■ **Task to carry out**
Please write the listing below out again exactly, leaving every picture behind.

■ **Material shown**
>> START
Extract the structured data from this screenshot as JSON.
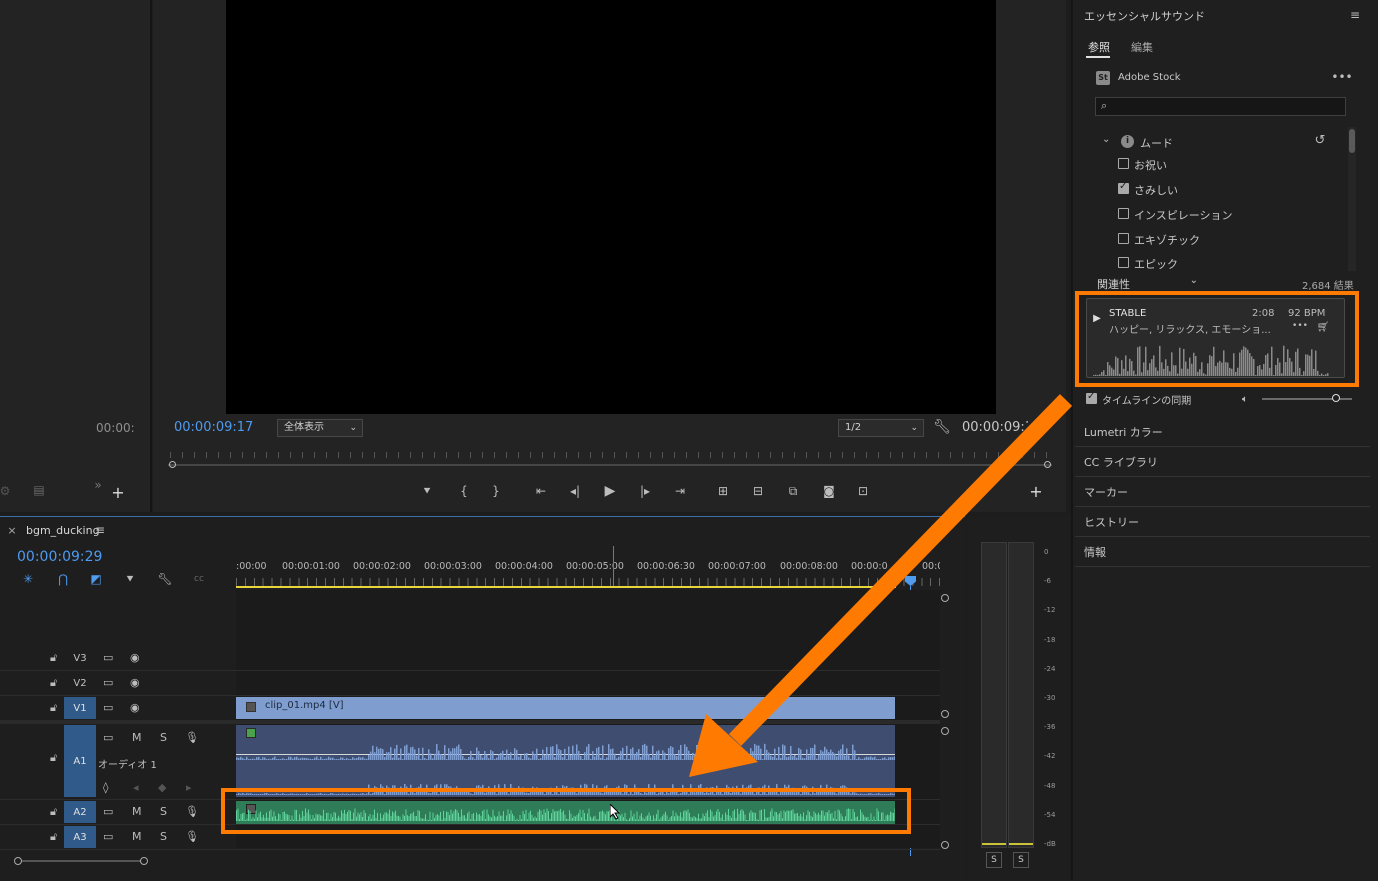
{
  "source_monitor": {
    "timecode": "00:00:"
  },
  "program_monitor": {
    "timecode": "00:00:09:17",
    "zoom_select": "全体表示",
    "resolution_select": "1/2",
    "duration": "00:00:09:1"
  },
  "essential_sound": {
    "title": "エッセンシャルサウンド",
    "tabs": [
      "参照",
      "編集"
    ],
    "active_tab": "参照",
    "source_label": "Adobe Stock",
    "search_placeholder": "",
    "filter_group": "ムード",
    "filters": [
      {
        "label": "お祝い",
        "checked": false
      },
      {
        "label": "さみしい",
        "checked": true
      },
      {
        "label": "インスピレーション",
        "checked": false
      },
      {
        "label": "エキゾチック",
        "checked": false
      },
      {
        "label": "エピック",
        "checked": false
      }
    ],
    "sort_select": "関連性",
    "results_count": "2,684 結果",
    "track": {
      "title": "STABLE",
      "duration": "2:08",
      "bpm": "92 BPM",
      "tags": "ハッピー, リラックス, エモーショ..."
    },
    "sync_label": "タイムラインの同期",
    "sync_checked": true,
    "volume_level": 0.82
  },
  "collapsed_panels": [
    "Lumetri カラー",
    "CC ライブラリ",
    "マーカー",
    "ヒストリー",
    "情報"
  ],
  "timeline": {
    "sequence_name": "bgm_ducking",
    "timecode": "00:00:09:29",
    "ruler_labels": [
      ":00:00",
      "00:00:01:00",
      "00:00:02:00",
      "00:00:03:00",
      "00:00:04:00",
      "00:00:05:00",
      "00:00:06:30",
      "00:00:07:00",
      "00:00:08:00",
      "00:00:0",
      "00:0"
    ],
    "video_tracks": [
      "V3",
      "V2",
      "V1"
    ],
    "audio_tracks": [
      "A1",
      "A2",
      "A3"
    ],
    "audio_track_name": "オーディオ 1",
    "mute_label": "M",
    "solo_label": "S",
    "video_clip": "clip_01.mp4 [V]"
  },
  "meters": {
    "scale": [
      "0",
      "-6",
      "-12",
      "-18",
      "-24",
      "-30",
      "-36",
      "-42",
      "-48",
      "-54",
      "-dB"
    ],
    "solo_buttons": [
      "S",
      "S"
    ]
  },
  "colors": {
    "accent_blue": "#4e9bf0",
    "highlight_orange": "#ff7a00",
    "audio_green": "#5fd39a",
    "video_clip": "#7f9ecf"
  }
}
>> END
■ **The answer**
Extract the structured data from this screenshot as JSON.
{
  "source_monitor": {
    "timecode": "00:00:"
  },
  "program_monitor": {
    "timecode": "00:00:09:17",
    "zoom_select": "全体表示",
    "resolution_select": "1/2",
    "duration": "00:00:09:1"
  },
  "essential_sound": {
    "title": "エッセンシャルサウンド",
    "tabs": [
      "参照",
      "編集"
    ],
    "active_tab": "参照",
    "source_label": "Adobe Stock",
    "search_placeholder": "",
    "filter_group": "ムード",
    "filters": [
      {
        "label": "お祝い",
        "checked": false
      },
      {
        "label": "さみしい",
        "checked": true
      },
      {
        "label": "インスピレーション",
        "checked": false
      },
      {
        "label": "エキゾチック",
        "checked": false
      },
      {
        "label": "エピック",
        "checked": false
      }
    ],
    "sort_select": "関連性",
    "results_count": "2,684 結果",
    "track": {
      "title": "STABLE",
      "duration": "2:08",
      "bpm": "92 BPM",
      "tags": "ハッピー, リラックス, エモーショ..."
    },
    "sync_label": "タイムラインの同期",
    "sync_checked": true,
    "volume_level": 0.82
  },
  "collapsed_panels": [
    "Lumetri カラー",
    "CC ライブラリ",
    "マーカー",
    "ヒストリー",
    "情報"
  ],
  "timeline": {
    "sequence_name": "bgm_ducking",
    "timecode": "00:00:09:29",
    "ruler_labels": [
      ":00:00",
      "00:00:01:00",
      "00:00:02:00",
      "00:00:03:00",
      "00:00:04:00",
      "00:00:05:00",
      "00:00:06:30",
      "00:00:07:00",
      "00:00:08:00",
      "00:00:0",
      "00:0"
    ],
    "video_tracks": [
      "V3",
      "V2",
      "V1"
    ],
    "audio_tracks": [
      "A1",
      "A2",
      "A3"
    ],
    "audio_track_name": "オーディオ 1",
    "mute_label": "M",
    "solo_label": "S",
    "video_clip": "clip_01.mp4 [V]"
  },
  "meters": {
    "scale": [
      "0",
      "-6",
      "-12",
      "-18",
      "-24",
      "-30",
      "-36",
      "-42",
      "-48",
      "-54",
      "-dB"
    ],
    "solo_buttons": [
      "S",
      "S"
    ]
  },
  "colors": {
    "accent_blue": "#4e9bf0",
    "highlight_orange": "#ff7a00",
    "audio_green": "#5fd39a",
    "video_clip": "#7f9ecf"
  }
}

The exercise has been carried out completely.